Stored data:
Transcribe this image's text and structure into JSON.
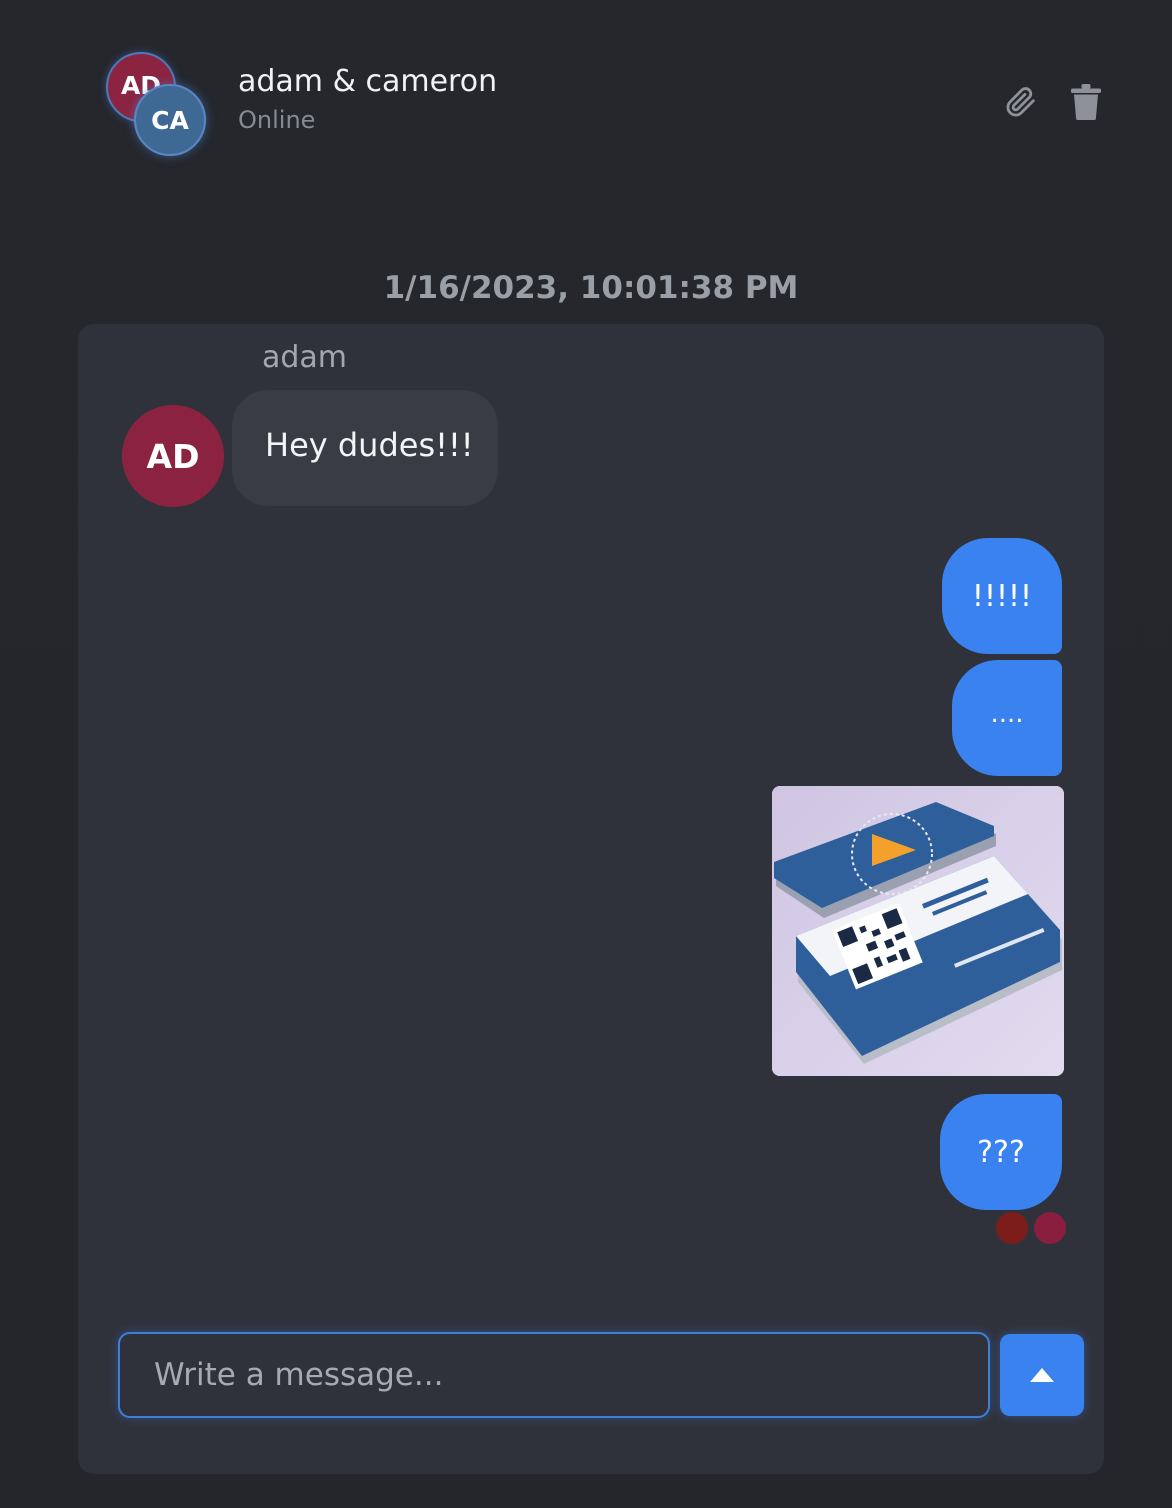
{
  "header": {
    "avatars": [
      {
        "initials": "AD",
        "color": "#8a2440"
      },
      {
        "initials": "CA",
        "color": "#3f6995"
      }
    ],
    "title": "adam & cameron",
    "status": "Online",
    "icons": [
      "paperclip-icon",
      "trash-icon"
    ]
  },
  "conversation": {
    "timestamp": "1/16/2023, 10:01:38 PM",
    "incoming": {
      "sender": "adam",
      "initials": "AD",
      "text": "Hey dudes!!!"
    },
    "outgoing": [
      {
        "text": "!!!!!"
      },
      {
        "text": "...."
      },
      {
        "image": "business-cards-photo"
      },
      {
        "text": "???"
      }
    ],
    "read_receipts": [
      "#7d1d1b",
      "#8a1e3e"
    ]
  },
  "composer": {
    "placeholder": "Write a message...",
    "send_icon": "caret-up-icon"
  },
  "colors": {
    "accent": "#3a82f0",
    "background": "#24262c",
    "panel": "#30323b"
  }
}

- **What the exercise asks**: Reproduce every record above exactly, but leave out the pictures.

- **Answer**:
Transcribe this image's text and structure into JSON.
{
  "header": {
    "avatars": [
      {
        "initials": "AD",
        "color": "#8a2440"
      },
      {
        "initials": "CA",
        "color": "#3f6995"
      }
    ],
    "title": "adam & cameron",
    "status": "Online",
    "icons": [
      "paperclip-icon",
      "trash-icon"
    ]
  },
  "conversation": {
    "timestamp": "1/16/2023, 10:01:38 PM",
    "incoming": {
      "sender": "adam",
      "initials": "AD",
      "text": "Hey dudes!!!"
    },
    "outgoing": [
      {
        "text": "!!!!!"
      },
      {
        "text": "...."
      },
      {
        "image": "business-cards-photo"
      },
      {
        "text": "???"
      }
    ],
    "read_receipts": [
      "#7d1d1b",
      "#8a1e3e"
    ]
  },
  "composer": {
    "placeholder": "Write a message...",
    "send_icon": "caret-up-icon"
  },
  "colors": {
    "accent": "#3a82f0",
    "background": "#24262c",
    "panel": "#30323b"
  }
}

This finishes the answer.